*Records provided*
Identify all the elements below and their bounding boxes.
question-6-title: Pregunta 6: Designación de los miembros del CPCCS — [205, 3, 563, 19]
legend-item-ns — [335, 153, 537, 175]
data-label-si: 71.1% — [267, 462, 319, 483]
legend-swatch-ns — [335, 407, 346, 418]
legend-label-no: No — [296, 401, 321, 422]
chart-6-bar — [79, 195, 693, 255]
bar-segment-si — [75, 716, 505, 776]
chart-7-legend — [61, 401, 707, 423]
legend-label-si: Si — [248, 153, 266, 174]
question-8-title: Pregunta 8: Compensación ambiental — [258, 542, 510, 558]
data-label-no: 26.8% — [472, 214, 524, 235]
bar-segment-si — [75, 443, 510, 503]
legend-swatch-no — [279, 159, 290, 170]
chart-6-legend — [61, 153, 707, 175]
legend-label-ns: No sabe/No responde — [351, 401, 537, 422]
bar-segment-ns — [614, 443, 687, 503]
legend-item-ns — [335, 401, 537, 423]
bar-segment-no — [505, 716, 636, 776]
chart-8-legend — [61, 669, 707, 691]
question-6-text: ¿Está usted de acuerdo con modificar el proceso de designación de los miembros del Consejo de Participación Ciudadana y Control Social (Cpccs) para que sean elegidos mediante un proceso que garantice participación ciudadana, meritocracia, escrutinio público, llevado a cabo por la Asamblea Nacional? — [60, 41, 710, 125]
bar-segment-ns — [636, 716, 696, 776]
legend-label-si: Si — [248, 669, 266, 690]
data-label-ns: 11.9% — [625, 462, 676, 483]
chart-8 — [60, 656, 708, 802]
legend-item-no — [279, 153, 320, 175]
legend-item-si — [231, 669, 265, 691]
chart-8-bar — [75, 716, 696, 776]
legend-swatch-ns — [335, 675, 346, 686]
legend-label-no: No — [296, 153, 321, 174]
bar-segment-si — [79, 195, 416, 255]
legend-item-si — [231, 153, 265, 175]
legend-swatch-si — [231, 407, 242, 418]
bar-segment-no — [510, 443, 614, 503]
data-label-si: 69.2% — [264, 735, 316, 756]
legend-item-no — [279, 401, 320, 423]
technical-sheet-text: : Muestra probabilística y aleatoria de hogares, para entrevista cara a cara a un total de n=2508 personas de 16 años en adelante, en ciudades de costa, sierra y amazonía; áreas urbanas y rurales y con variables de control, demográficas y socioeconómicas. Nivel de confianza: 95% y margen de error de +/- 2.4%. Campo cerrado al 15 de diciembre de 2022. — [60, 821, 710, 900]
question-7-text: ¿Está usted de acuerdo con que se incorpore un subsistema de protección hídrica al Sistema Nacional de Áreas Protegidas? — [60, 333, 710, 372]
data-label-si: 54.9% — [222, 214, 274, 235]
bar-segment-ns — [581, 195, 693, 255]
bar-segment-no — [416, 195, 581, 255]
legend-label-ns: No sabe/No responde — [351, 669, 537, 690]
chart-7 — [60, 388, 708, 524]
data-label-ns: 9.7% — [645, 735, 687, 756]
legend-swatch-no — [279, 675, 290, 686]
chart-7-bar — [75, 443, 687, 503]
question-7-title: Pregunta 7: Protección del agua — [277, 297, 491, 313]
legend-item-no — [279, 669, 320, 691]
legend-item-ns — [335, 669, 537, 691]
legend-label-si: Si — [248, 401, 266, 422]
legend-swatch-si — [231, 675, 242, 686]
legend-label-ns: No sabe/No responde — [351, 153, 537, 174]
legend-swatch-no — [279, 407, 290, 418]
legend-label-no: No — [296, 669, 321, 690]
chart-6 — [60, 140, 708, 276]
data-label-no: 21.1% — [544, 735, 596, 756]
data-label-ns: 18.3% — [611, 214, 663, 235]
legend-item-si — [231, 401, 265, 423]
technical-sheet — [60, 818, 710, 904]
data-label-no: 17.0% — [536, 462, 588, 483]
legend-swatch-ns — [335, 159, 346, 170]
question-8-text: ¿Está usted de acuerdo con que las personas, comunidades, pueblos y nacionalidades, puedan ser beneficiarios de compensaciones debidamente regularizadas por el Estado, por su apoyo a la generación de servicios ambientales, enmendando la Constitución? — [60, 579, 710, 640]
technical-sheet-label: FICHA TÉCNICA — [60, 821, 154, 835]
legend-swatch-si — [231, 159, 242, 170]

*Exercise brief*
Arrange the records from the first line through the line containing "legend-label-si: Si — [248, 669, 266, 690]" as a Markdown table with the columns "Row" and "Line", one numbered row per line and any blank lines omitted.

*Full answer*
| Row | Line |
|---|---|
| 1 | Identify all the elements below and their bounding boxes. |
| 2 | question-6-title: Pregunta 6: Designación de los miembros del CPCCS — [205, 3, 563, 19] |
| 3 | legend-item-ns — [335, 153, 537, 175] |
| 4 | data-label-si: 71.1% — [267, 462, 319, 483] |
| 5 | legend-swatch-ns — [335, 407, 346, 418] |
| 6 | legend-label-no: No — [296, 401, 321, 422] |
| 7 | chart-6-bar — [79, 195, 693, 255] |
| 8 | bar-segment-si — [75, 716, 505, 776] |
| 9 | chart-7-legend — [61, 401, 707, 423] |
| 10 | legend-label-si: Si — [248, 153, 266, 174] |
| 11 | question-8-title: Pregunta 8: Compensación ambiental — [258, 542, 510, 558] |
| 12 | data-label-no: 26.8% — [472, 214, 524, 235] |
| 13 | bar-segment-si — [75, 443, 510, 503] |
| 14 | legend-swatch-no — [279, 159, 290, 170] |
| 15 | chart-6-legend — [61, 153, 707, 175] |
| 16 | legend-label-ns: No sabe/No responde — [351, 401, 537, 422] |
| 17 | bar-segment-ns — [614, 443, 687, 503] |
| 18 | legend-item-ns — [335, 401, 537, 423] |
| 19 | bar-segment-no — [505, 716, 636, 776] |
| 20 | chart-8-legend — [61, 669, 707, 691] |
| 21 | question-6-text: ¿Está usted de acuerdo con modificar el proceso de designación de los miembros del Consejo de Participación Ciudadana y Control Social (Cpccs) para que sean elegidos mediante un proceso que garantice participación ciudadana, meritocracia, escrutinio público, llevado a cabo por la Asamblea Nacional? — [60, 41, 710, 125] |
| 22 | bar-segment-ns — [636, 716, 696, 776] |
| 23 | legend-label-si: Si — [248, 669, 266, 690] |